[PROMPT] Search the material below for the string "Amount" and list each line that holds it.

>> BEGIN DATASET EXTRACT

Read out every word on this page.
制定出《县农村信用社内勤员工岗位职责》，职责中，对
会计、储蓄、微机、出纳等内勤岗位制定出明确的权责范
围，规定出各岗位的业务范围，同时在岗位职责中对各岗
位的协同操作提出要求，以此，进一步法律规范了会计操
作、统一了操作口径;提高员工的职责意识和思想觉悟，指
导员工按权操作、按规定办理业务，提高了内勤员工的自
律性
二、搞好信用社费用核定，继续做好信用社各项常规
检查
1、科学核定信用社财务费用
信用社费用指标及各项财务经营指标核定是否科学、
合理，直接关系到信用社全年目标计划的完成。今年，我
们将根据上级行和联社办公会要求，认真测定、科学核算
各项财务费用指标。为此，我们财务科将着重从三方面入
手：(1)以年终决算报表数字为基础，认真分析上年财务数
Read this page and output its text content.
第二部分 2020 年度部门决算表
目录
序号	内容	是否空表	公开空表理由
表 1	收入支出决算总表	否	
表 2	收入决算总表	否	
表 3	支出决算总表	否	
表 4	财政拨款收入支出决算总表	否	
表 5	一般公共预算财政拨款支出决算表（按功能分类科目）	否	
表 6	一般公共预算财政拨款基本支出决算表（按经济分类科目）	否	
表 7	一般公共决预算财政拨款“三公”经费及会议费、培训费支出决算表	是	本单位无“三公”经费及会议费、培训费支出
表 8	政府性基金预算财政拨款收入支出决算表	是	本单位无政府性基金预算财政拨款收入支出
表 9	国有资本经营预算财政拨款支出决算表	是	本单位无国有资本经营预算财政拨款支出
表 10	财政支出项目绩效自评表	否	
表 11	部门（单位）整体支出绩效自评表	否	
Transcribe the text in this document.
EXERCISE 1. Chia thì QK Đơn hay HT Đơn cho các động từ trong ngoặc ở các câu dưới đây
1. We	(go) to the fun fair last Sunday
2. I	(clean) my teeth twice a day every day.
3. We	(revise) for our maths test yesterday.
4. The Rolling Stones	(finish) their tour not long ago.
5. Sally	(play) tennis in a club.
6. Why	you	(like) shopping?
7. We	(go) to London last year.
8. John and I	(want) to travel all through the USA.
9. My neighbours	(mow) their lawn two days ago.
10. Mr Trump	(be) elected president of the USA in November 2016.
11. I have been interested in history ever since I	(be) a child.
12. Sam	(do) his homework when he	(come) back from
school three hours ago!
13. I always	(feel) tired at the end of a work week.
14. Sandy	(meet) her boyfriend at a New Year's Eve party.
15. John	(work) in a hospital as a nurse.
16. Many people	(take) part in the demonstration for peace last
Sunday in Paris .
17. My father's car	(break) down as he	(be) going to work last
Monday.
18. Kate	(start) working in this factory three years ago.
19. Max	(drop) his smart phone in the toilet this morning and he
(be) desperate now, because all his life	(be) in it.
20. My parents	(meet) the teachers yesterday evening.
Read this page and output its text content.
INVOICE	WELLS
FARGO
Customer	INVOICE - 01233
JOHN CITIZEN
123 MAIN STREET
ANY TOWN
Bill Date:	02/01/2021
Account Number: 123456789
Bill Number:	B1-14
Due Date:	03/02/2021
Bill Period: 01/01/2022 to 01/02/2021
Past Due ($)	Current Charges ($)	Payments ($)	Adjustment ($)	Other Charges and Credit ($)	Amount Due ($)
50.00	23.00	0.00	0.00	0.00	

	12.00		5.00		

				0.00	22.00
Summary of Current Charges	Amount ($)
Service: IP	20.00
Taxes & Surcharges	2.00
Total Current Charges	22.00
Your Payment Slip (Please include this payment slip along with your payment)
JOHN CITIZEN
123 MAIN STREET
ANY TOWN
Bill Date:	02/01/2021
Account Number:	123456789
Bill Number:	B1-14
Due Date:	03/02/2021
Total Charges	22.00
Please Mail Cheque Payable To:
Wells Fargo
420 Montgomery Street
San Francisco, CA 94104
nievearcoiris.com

>> END DATASET EXTRACT

[FINAL RESULT]
Past Due ($)	Current Charges ($)	Payments ($)	Adjustment ($)	Other Charges and Credit ($)	Amount Due ($)
Summary of Current Charges	Amount ($)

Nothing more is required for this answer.